> [Task brief]: Copy every line of the data exactly, leaving nothing out.

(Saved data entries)
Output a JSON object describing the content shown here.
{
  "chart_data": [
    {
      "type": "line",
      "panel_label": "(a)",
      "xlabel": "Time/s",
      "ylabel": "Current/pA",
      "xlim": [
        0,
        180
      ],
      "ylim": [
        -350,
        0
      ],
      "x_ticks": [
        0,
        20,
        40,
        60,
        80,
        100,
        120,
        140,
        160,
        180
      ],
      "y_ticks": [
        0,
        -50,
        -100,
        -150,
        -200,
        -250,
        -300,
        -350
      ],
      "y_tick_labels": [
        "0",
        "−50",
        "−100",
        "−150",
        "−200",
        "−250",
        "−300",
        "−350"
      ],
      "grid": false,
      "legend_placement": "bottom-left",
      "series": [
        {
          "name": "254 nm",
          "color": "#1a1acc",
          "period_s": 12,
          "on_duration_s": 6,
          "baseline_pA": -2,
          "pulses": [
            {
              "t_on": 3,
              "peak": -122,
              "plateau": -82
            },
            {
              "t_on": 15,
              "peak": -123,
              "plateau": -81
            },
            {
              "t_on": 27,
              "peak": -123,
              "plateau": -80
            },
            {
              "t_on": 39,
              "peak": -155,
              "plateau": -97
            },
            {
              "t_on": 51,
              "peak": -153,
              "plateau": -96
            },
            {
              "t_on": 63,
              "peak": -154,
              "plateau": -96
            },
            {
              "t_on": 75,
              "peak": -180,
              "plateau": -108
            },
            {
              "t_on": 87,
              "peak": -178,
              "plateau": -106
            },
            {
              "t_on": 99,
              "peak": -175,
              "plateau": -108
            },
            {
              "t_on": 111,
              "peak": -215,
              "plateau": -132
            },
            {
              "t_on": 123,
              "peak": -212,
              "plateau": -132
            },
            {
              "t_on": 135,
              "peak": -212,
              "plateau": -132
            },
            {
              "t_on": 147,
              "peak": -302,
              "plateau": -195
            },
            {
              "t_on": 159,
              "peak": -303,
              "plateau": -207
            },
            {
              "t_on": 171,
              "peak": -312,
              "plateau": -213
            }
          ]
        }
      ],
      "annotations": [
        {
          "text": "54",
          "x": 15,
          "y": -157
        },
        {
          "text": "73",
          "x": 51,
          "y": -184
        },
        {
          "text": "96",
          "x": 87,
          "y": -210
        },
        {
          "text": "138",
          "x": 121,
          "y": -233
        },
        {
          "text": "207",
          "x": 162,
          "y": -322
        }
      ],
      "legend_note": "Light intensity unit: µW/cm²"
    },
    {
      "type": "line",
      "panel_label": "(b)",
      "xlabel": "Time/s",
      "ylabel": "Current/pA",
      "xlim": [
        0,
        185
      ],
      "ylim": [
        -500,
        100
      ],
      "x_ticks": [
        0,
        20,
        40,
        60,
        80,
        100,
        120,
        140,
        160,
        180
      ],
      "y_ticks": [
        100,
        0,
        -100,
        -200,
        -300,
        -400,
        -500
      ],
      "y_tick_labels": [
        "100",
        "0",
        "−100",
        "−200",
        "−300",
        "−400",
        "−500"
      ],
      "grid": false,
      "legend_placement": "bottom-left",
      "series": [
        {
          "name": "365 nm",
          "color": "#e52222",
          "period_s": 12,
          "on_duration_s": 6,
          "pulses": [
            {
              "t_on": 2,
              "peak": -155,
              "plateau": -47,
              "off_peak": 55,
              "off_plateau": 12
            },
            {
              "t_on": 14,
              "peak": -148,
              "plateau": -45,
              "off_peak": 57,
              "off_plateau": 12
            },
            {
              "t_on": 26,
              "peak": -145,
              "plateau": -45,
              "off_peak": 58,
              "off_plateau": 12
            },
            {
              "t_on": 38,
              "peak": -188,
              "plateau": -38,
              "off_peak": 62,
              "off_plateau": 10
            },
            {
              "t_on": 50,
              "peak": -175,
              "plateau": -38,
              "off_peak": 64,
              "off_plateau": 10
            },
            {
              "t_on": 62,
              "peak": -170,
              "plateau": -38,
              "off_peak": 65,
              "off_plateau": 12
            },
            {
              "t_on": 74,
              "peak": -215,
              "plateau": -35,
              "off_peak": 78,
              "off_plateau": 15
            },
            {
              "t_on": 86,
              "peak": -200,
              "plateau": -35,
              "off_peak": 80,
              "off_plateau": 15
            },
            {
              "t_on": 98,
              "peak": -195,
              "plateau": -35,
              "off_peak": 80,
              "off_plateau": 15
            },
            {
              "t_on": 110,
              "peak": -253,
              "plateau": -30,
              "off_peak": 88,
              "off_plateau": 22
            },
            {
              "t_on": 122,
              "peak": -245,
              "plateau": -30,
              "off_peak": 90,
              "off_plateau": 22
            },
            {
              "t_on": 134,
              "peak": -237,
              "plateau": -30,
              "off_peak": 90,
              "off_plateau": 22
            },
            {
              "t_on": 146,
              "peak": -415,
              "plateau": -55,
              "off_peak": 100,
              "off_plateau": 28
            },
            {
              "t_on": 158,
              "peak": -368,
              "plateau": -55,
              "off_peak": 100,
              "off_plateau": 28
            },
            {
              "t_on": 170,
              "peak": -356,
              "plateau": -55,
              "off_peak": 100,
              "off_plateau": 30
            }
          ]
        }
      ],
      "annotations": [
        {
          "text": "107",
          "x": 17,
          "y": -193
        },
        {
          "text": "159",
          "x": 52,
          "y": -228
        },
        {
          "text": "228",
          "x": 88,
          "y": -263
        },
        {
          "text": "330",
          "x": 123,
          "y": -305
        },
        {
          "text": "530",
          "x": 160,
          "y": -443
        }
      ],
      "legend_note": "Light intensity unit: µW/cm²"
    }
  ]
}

> [Result of the task]:
Output a JSON object describing the content shown here.
{
  "chart_data": [
    {
      "type": "line",
      "panel_label": "(a)",
      "xlabel": "Time/s",
      "ylabel": "Current/pA",
      "xlim": [
        0,
        180
      ],
      "ylim": [
        -350,
        0
      ],
      "x_ticks": [
        0,
        20,
        40,
        60,
        80,
        100,
        120,
        140,
        160,
        180
      ],
      "y_ticks": [
        0,
        -50,
        -100,
        -150,
        -200,
        -250,
        -300,
        -350
      ],
      "y_tick_labels": [
        "0",
        "−50",
        "−100",
        "−150",
        "−200",
        "−250",
        "−300",
        "−350"
      ],
      "grid": false,
      "legend_placement": "bottom-left",
      "series": [
        {
          "name": "254 nm",
          "color": "#1a1acc",
          "period_s": 12,
          "on_duration_s": 6,
          "baseline_pA": -2,
          "pulses": [
            {
              "t_on": 3,
              "peak": -122,
              "plateau": -82
            },
            {
              "t_on": 15,
              "peak": -123,
              "plateau": -81
            },
            {
              "t_on": 27,
              "peak": -123,
              "plateau": -80
            },
            {
              "t_on": 39,
              "peak": -155,
              "plateau": -97
            },
            {
              "t_on": 51,
              "peak": -153,
              "plateau": -96
            },
            {
              "t_on": 63,
              "peak": -154,
              "plateau": -96
            },
            {
              "t_on": 75,
              "peak": -180,
              "plateau": -108
            },
            {
              "t_on": 87,
              "peak": -178,
              "plateau": -106
            },
            {
              "t_on": 99,
              "peak": -175,
              "plateau": -108
            },
            {
              "t_on": 111,
              "peak": -215,
              "plateau": -132
            },
            {
              "t_on": 123,
              "peak": -212,
              "plateau": -132
            },
            {
              "t_on": 135,
              "peak": -212,
              "plateau": -132
            },
            {
              "t_on": 147,
              "peak": -302,
              "plateau": -195
            },
            {
              "t_on": 159,
              "peak": -303,
              "plateau": -207
            },
            {
              "t_on": 171,
              "peak": -312,
              "plateau": -213
            }
          ]
        }
      ],
      "annotations": [
        {
          "text": "54",
          "x": 15,
          "y": -157
        },
        {
          "text": "73",
          "x": 51,
          "y": -184
        },
        {
          "text": "96",
          "x": 87,
          "y": -210
        },
        {
          "text": "138",
          "x": 121,
          "y": -233
        },
        {
          "text": "207",
          "x": 162,
          "y": -322
        }
      ],
      "legend_note": "Light intensity unit: µW/cm²"
    },
    {
      "type": "line",
      "panel_label": "(b)",
      "xlabel": "Time/s",
      "ylabel": "Current/pA",
      "xlim": [
        0,
        185
      ],
      "ylim": [
        -500,
        100
      ],
      "x_ticks": [
        0,
        20,
        40,
        60,
        80,
        100,
        120,
        140,
        160,
        180
      ],
      "y_ticks": [
        100,
        0,
        -100,
        -200,
        -300,
        -400,
        -500
      ],
      "y_tick_labels": [
        "100",
        "0",
        "−100",
        "−200",
        "−300",
        "−400",
        "−500"
      ],
      "grid": false,
      "legend_placement": "bottom-left",
      "series": [
        {
          "name": "365 nm",
          "color": "#e52222",
          "period_s": 12,
          "on_duration_s": 6,
          "pulses": [
            {
              "t_on": 2,
              "peak": -155,
              "plateau": -47,
              "off_peak": 55,
              "off_plateau": 12
            },
            {
              "t_on": 14,
              "peak": -148,
              "plateau": -45,
              "off_peak": 57,
              "off_plateau": 12
            },
            {
              "t_on": 26,
              "peak": -145,
              "plateau": -45,
              "off_peak": 58,
              "off_plateau": 12
            },
            {
              "t_on": 38,
              "peak": -188,
              "plateau": -38,
              "off_peak": 62,
              "off_plateau": 10
            },
            {
              "t_on": 50,
              "peak": -175,
              "plateau": -38,
              "off_peak": 64,
              "off_plateau": 10
            },
            {
              "t_on": 62,
              "peak": -170,
              "plateau": -38,
              "off_peak": 65,
              "off_plateau": 12
            },
            {
              "t_on": 74,
              "peak": -215,
              "plateau": -35,
              "off_peak": 78,
              "off_plateau": 15
            },
            {
              "t_on": 86,
              "peak": -200,
              "plateau": -35,
              "off_peak": 80,
              "off_plateau": 15
            },
            {
              "t_on": 98,
              "peak": -195,
              "plateau": -35,
              "off_peak": 80,
              "off_plateau": 15
            },
            {
              "t_on": 110,
              "peak": -253,
              "plateau": -30,
              "off_peak": 88,
              "off_plateau": 22
            },
            {
              "t_on": 122,
              "peak": -245,
              "plateau": -30,
              "off_peak": 90,
              "off_plateau": 22
            },
            {
              "t_on": 134,
              "peak": -237,
              "plateau": -30,
              "off_peak": 90,
              "off_plateau": 22
            },
            {
              "t_on": 146,
              "peak": -415,
              "plateau": -55,
              "off_peak": 100,
              "off_plateau": 28
            },
            {
              "t_on": 158,
              "peak": -368,
              "plateau": -55,
              "off_peak": 100,
              "off_plateau": 28
            },
            {
              "t_on": 170,
              "peak": -356,
              "plateau": -55,
              "off_peak": 100,
              "off_plateau": 30
            }
          ]
        }
      ],
      "annotations": [
        {
          "text": "107",
          "x": 17,
          "y": -193
        },
        {
          "text": "159",
          "x": 52,
          "y": -228
        },
        {
          "text": "228",
          "x": 88,
          "y": -263
        },
        {
          "text": "330",
          "x": 123,
          "y": -305
        },
        {
          "text": "530",
          "x": 160,
          "y": -443
        }
      ],
      "legend_note": "Light intensity unit: µW/cm²"
    }
  ]
}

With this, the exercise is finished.